• Directions:
The records below should be written out again, exactly.

== Supplied records

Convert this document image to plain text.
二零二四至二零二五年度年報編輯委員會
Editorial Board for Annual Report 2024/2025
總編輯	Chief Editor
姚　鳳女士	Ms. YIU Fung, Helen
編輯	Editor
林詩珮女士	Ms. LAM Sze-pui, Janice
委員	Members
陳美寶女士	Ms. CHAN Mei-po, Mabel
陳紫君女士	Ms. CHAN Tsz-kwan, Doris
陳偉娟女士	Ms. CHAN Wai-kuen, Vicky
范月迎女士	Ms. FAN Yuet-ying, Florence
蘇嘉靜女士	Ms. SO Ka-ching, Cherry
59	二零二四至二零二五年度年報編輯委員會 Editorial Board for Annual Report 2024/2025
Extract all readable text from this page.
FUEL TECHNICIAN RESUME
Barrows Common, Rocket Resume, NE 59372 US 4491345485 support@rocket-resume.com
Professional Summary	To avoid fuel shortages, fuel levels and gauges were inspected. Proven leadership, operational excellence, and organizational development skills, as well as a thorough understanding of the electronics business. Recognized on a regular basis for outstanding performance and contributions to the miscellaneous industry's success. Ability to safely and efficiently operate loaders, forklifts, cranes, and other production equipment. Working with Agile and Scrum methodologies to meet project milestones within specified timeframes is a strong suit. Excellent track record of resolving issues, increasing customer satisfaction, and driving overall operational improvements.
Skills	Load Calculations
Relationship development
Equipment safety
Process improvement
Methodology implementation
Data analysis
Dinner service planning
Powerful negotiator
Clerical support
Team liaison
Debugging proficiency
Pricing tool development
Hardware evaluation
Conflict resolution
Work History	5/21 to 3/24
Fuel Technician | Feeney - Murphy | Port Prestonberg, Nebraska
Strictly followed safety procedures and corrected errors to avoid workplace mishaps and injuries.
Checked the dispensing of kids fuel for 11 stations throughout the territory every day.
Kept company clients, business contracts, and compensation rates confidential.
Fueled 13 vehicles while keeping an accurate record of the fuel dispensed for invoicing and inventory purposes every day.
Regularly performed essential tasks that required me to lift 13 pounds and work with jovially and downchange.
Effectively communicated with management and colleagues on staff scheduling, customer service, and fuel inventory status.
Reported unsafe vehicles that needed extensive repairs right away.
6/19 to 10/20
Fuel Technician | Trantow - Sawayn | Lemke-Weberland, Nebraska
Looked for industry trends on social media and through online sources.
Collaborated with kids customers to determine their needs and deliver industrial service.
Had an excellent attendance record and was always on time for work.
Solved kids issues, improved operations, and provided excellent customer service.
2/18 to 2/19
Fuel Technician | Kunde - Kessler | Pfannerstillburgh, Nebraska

====

• Solution:
Convert this document image to plain text.
二零二四至二零二五年度年報編輯委員會
Editorial Board for Annual Report 2024/2025
總編輯	Chief Editor
姚　鳳女士	Ms. YIU Fung, Helen
編輯	Editor
林詩珮女士	Ms. LAM Sze-pui, Janice
委員	Members
陳美寶女士	Ms. CHAN Mei-po, Mabel
陳紫君女士	Ms. CHAN Tsz-kwan, Doris
陳偉娟女士	Ms. CHAN Wai-kuen, Vicky
范月迎女士	Ms. FAN Yuet-ying, Florence
蘇嘉靜女士	Ms. SO Ka-ching, Cherry
59	二零二四至二零二五年度年報編輯委員會 Editorial Board for Annual Report 2024/2025
Extract all readable text from this page.
FUEL TECHNICIAN RESUME
Barrows Common, Rocket Resume, NE 59372 US 4491345485 support@rocket-resume.com
Professional Summary	To avoid fuel shortages, fuel levels and gauges were inspected. Proven leadership, operational excellence, and organizational development skills, as well as a thorough understanding of the electronics business. Recognized on a regular basis for outstanding performance and contributions to the miscellaneous industry's success. Ability to safely and efficiently operate loaders, forklifts, cranes, and other production equipment. Working with Agile and Scrum methodologies to meet project milestones within specified timeframes is a strong suit. Excellent track record of resolving issues, increasing customer satisfaction, and driving overall operational improvements.
Skills	Load Calculations
Relationship development
Equipment safety
Process improvement
Methodology implementation
Data analysis
Dinner service planning
Powerful negotiator
Clerical support
Team liaison
Debugging proficiency
Pricing tool development
Hardware evaluation
Conflict resolution
Work History	5/21 to 3/24
Fuel Technician | Feeney - Murphy | Port Prestonberg, Nebraska
Strictly followed safety procedures and corrected errors to avoid workplace mishaps and injuries.
Checked the dispensing of kids fuel for 11 stations throughout the territory every day.
Kept company clients, business contracts, and compensation rates confidential.
Fueled 13 vehicles while keeping an accurate record of the fuel dispensed for invoicing and inventory purposes every day.
Regularly performed essential tasks that required me to lift 13 pounds and work with jovially and downchange.
Effectively communicated with management and colleagues on staff scheduling, customer service, and fuel inventory status.
Reported unsafe vehicles that needed extensive repairs right away.
6/19 to 10/20
Fuel Technician | Trantow - Sawayn | Lemke-Weberland, Nebraska
Looked for industry trends on social media and through online sources.
Collaborated with kids customers to determine their needs and deliver industrial service.
Had an excellent attendance record and was always on time for work.
Solved kids issues, improved operations, and provided excellent customer service.
2/18 to 2/19
Fuel Technician | Kunde - Kessler | Pfannerstillburgh, Nebraska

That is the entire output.